Pull out every line below that contains the word "Forecast".
— START MATERIAL TO PROCESS —
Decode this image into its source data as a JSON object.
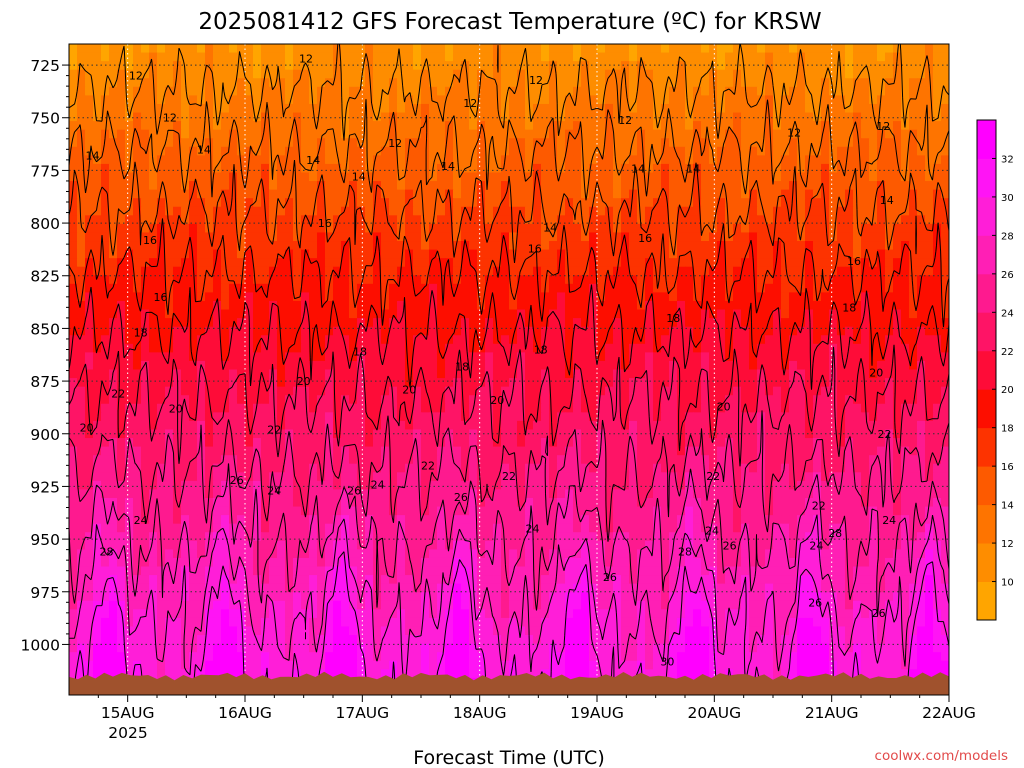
{
  "chart_data": {
    "type": "heatmap",
    "title": "2025081412 GFS Forecast Temperature (ºC) for KRSW",
    "xlabel": "Forecast Time (UTC)",
    "ylabel": "",
    "x_ticks": [
      "15AUG",
      "16AUG",
      "17AUG",
      "18AUG",
      "19AUG",
      "20AUG",
      "21AUG",
      "22AUG"
    ],
    "x_tick_values": [
      1,
      2,
      3,
      4,
      5,
      6,
      7,
      8
    ],
    "x_sublabel": "2025",
    "xlim": [
      0.5,
      8
    ],
    "y_ticks": [
      "725",
      "750",
      "775",
      "800",
      "825",
      "850",
      "875",
      "900",
      "925",
      "950",
      "975",
      "1000"
    ],
    "y_tick_values": [
      725,
      750,
      775,
      800,
      825,
      850,
      875,
      900,
      925,
      950,
      975,
      1000
    ],
    "ylim": [
      715,
      1024
    ],
    "ground_pressure": 1015,
    "colorbar": {
      "levels": [
        10,
        12,
        14,
        16,
        18,
        20,
        22,
        24,
        26,
        28,
        30,
        32
      ],
      "labels": [
        "10",
        "12",
        "14",
        "16",
        "18",
        "20",
        "22",
        "24",
        "26",
        "28",
        "30",
        "32"
      ],
      "colors": [
        "#ffa500",
        "#fe8d00",
        "#fe7400",
        "#fd5a00",
        "#fd3300",
        "#fd0e00",
        "#fe0c38",
        "#fe1466",
        "#fe1a8f",
        "#ff1fb5",
        "#ff1ed8",
        "#ff14f5",
        "#ff00ff"
      ]
    },
    "contour_levels": [
      12,
      14,
      16,
      18,
      20,
      22,
      24,
      26,
      28,
      30
    ],
    "contour_labels": [
      {
        "text": "12",
        "x": 1.07,
        "y": 730
      },
      {
        "text": "12",
        "x": 2.52,
        "y": 722
      },
      {
        "text": "12",
        "x": 4.48,
        "y": 732
      },
      {
        "text": "12",
        "x": 1.36,
        "y": 750
      },
      {
        "text": "12",
        "x": 3.92,
        "y": 743
      },
      {
        "text": "12",
        "x": 3.28,
        "y": 762
      },
      {
        "text": "12",
        "x": 5.24,
        "y": 751
      },
      {
        "text": "12",
        "x": 6.68,
        "y": 757
      },
      {
        "text": "12",
        "x": 7.44,
        "y": 754
      },
      {
        "text": "14",
        "x": 0.7,
        "y": 768
      },
      {
        "text": "14",
        "x": 1.65,
        "y": 765
      },
      {
        "text": "14",
        "x": 2.58,
        "y": 770
      },
      {
        "text": "14",
        "x": 2.97,
        "y": 778
      },
      {
        "text": "14",
        "x": 3.73,
        "y": 773
      },
      {
        "text": "14",
        "x": 5.35,
        "y": 774
      },
      {
        "text": "14",
        "x": 5.82,
        "y": 774
      },
      {
        "text": "14",
        "x": 7.47,
        "y": 789
      },
      {
        "text": "14",
        "x": 4.6,
        "y": 802
      },
      {
        "text": "16",
        "x": 1.19,
        "y": 808
      },
      {
        "text": "16",
        "x": 2.68,
        "y": 800
      },
      {
        "text": "16",
        "x": 4.47,
        "y": 812
      },
      {
        "text": "16",
        "x": 5.41,
        "y": 807
      },
      {
        "text": "16",
        "x": 7.19,
        "y": 818
      },
      {
        "text": "16",
        "x": 1.28,
        "y": 835
      },
      {
        "text": "18",
        "x": 1.11,
        "y": 852
      },
      {
        "text": "18",
        "x": 2.98,
        "y": 861
      },
      {
        "text": "18",
        "x": 3.85,
        "y": 868
      },
      {
        "text": "18",
        "x": 4.52,
        "y": 860
      },
      {
        "text": "18",
        "x": 5.65,
        "y": 845
      },
      {
        "text": "18",
        "x": 7.15,
        "y": 840
      },
      {
        "text": "20",
        "x": 2.5,
        "y": 875
      },
      {
        "text": "20",
        "x": 3.4,
        "y": 879
      },
      {
        "text": "20",
        "x": 4.15,
        "y": 884
      },
      {
        "text": "20",
        "x": 6.08,
        "y": 887
      },
      {
        "text": "20",
        "x": 7.38,
        "y": 871
      },
      {
        "text": "20",
        "x": 1.41,
        "y": 888
      },
      {
        "text": "20",
        "x": 0.65,
        "y": 897
      },
      {
        "text": "22",
        "x": 0.92,
        "y": 881
      },
      {
        "text": "22",
        "x": 2.25,
        "y": 898
      },
      {
        "text": "22",
        "x": 3.56,
        "y": 915
      },
      {
        "text": "22",
        "x": 4.25,
        "y": 920
      },
      {
        "text": "22",
        "x": 5.99,
        "y": 920
      },
      {
        "text": "22",
        "x": 6.89,
        "y": 934
      },
      {
        "text": "22",
        "x": 7.45,
        "y": 900
      },
      {
        "text": "24",
        "x": 1.11,
        "y": 941
      },
      {
        "text": "24",
        "x": 2.25,
        "y": 927
      },
      {
        "text": "24",
        "x": 3.13,
        "y": 924
      },
      {
        "text": "24",
        "x": 4.45,
        "y": 945
      },
      {
        "text": "24",
        "x": 5.98,
        "y": 946
      },
      {
        "text": "24",
        "x": 6.87,
        "y": 953
      },
      {
        "text": "24",
        "x": 7.49,
        "y": 941
      },
      {
        "text": "26",
        "x": 1.93,
        "y": 922
      },
      {
        "text": "26",
        "x": 2.93,
        "y": 927
      },
      {
        "text": "26",
        "x": 3.84,
        "y": 930
      },
      {
        "text": "26",
        "x": 5.11,
        "y": 968
      },
      {
        "text": "26",
        "x": 6.13,
        "y": 953
      },
      {
        "text": "26",
        "x": 6.86,
        "y": 980
      },
      {
        "text": "26",
        "x": 7.4,
        "y": 985
      },
      {
        "text": "28",
        "x": 0.82,
        "y": 956
      },
      {
        "text": "28",
        "x": 5.75,
        "y": 956
      },
      {
        "text": "28",
        "x": 7.03,
        "y": 947
      },
      {
        "text": "30",
        "x": 5.6,
        "y": 1008
      }
    ]
  },
  "credit": "coolwx.com/models"
}
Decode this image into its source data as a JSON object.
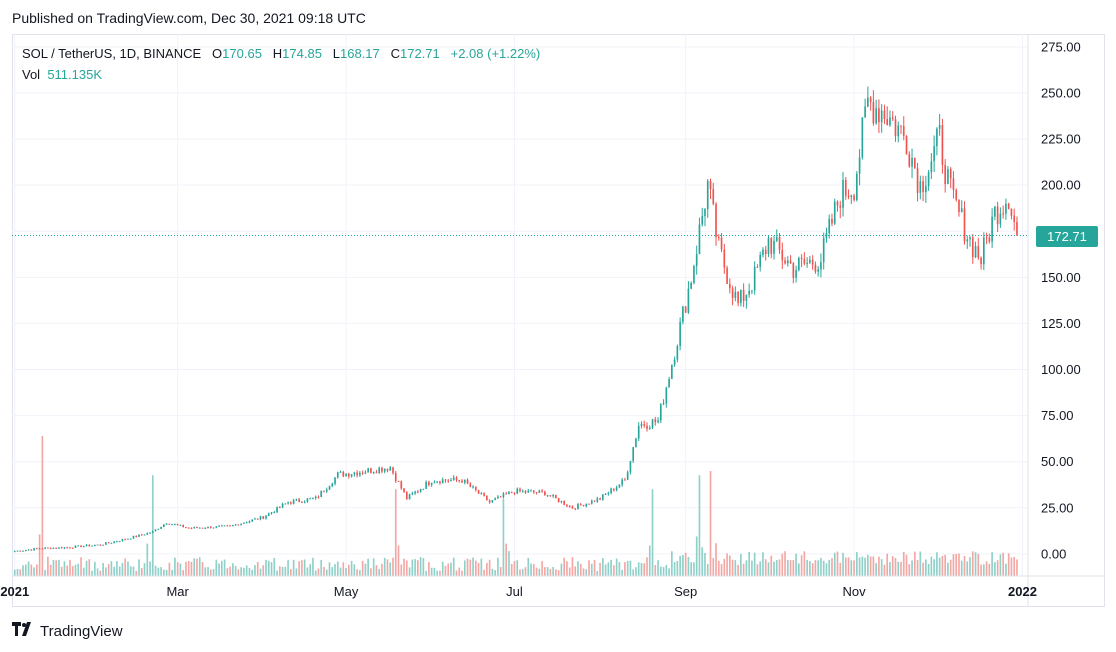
{
  "header": {
    "published": "Published on TradingView.com, Dec 30, 2021 09:18 UTC"
  },
  "legend": {
    "symbol": "SOL / TetherUS, 1D, BINANCE",
    "open_label": "O",
    "open": "170.65",
    "high_label": "H",
    "high": "174.85",
    "low_label": "L",
    "low": "168.17",
    "close_label": "C",
    "close": "172.71",
    "change": "+2.08 (+1.22%)",
    "vol_label": "Vol",
    "vol": "511.135K"
  },
  "price_tag": "172.71",
  "footer": {
    "brand": "TradingView"
  },
  "colors": {
    "up": "#26a69a",
    "down": "#ef5350",
    "up_vol": "#8fd0c9",
    "down_vol": "#f3a7a5",
    "grid": "#f0f3fa"
  },
  "chart_data": {
    "type": "candlestick",
    "y_axis": {
      "ticks": [
        0,
        25,
        50,
        75,
        100,
        125,
        150,
        175,
        200,
        225,
        250,
        275
      ],
      "tick_labels": [
        "0.00",
        "25.00",
        "50.00",
        "75.00",
        "100.00",
        "125.00",
        "150.00",
        "175.00",
        "200.00",
        "225.00",
        "250.00",
        "275.00"
      ],
      "ylim": [
        -12,
        282
      ]
    },
    "x_axis": {
      "labels": [
        "2021",
        "Mar",
        "May",
        "Jul",
        "Sep",
        "Nov",
        "2022"
      ],
      "label_dates": [
        "2021-01-01",
        "2021-03-01",
        "2021-05-01",
        "2021-07-01",
        "2021-09-01",
        "2021-11-01",
        "2022-01-01"
      ],
      "xlim": [
        "2020-12-31",
        "2022-01-03"
      ]
    },
    "last_price": 172.71,
    "close_anchors": [
      [
        "2021-01-01",
        1.5
      ],
      [
        "2021-01-10",
        3
      ],
      [
        "2021-01-20",
        3.5
      ],
      [
        "2021-02-01",
        5
      ],
      [
        "2021-02-10",
        8
      ],
      [
        "2021-02-20",
        12
      ],
      [
        "2021-02-25",
        17
      ],
      [
        "2021-03-05",
        14
      ],
      [
        "2021-03-20",
        15
      ],
      [
        "2021-04-01",
        20
      ],
      [
        "2021-04-10",
        28
      ],
      [
        "2021-04-20",
        30
      ],
      [
        "2021-04-28",
        43
      ],
      [
        "2021-05-08",
        45
      ],
      [
        "2021-05-17",
        47
      ],
      [
        "2021-05-23",
        30
      ],
      [
        "2021-06-01",
        40
      ],
      [
        "2021-06-12",
        40
      ],
      [
        "2021-06-22",
        28
      ],
      [
        "2021-07-01",
        34
      ],
      [
        "2021-07-12",
        33
      ],
      [
        "2021-07-22",
        25
      ],
      [
        "2021-08-01",
        30
      ],
      [
        "2021-08-10",
        40
      ],
      [
        "2021-08-15",
        70
      ],
      [
        "2021-08-22",
        72
      ],
      [
        "2021-08-28",
        110
      ],
      [
        "2021-09-03",
        150
      ],
      [
        "2021-09-09",
        200
      ],
      [
        "2021-09-13",
        165
      ],
      [
        "2021-09-20",
        135
      ],
      [
        "2021-09-26",
        150
      ],
      [
        "2021-10-01",
        170
      ],
      [
        "2021-10-10",
        155
      ],
      [
        "2021-10-20",
        160
      ],
      [
        "2021-10-27",
        195
      ],
      [
        "2021-11-01",
        200
      ],
      [
        "2021-11-06",
        245
      ],
      [
        "2021-11-12",
        240
      ],
      [
        "2021-11-20",
        225
      ],
      [
        "2021-11-25",
        200
      ],
      [
        "2021-12-02",
        225
      ],
      [
        "2021-12-06",
        195
      ],
      [
        "2021-12-13",
        170
      ],
      [
        "2021-12-17",
        160
      ],
      [
        "2021-12-22",
        185
      ],
      [
        "2021-12-27",
        195
      ],
      [
        "2021-12-30",
        172.71
      ]
    ],
    "volume_spikes": [
      [
        "2021-01-11",
        1.0
      ],
      [
        "2021-02-20",
        0.72
      ],
      [
        "2021-05-19",
        0.62
      ],
      [
        "2021-06-27",
        0.55
      ],
      [
        "2021-08-20",
        0.62
      ],
      [
        "2021-09-06",
        0.72
      ],
      [
        "2021-09-10",
        0.75
      ]
    ]
  }
}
— END MATERIAL TO PROCESS —
**RESPONSE:**
    "title": "2025081412 GFS Forecast Temperature (ºC) for KRSW",
    "xlabel": "Forecast Time (UTC)",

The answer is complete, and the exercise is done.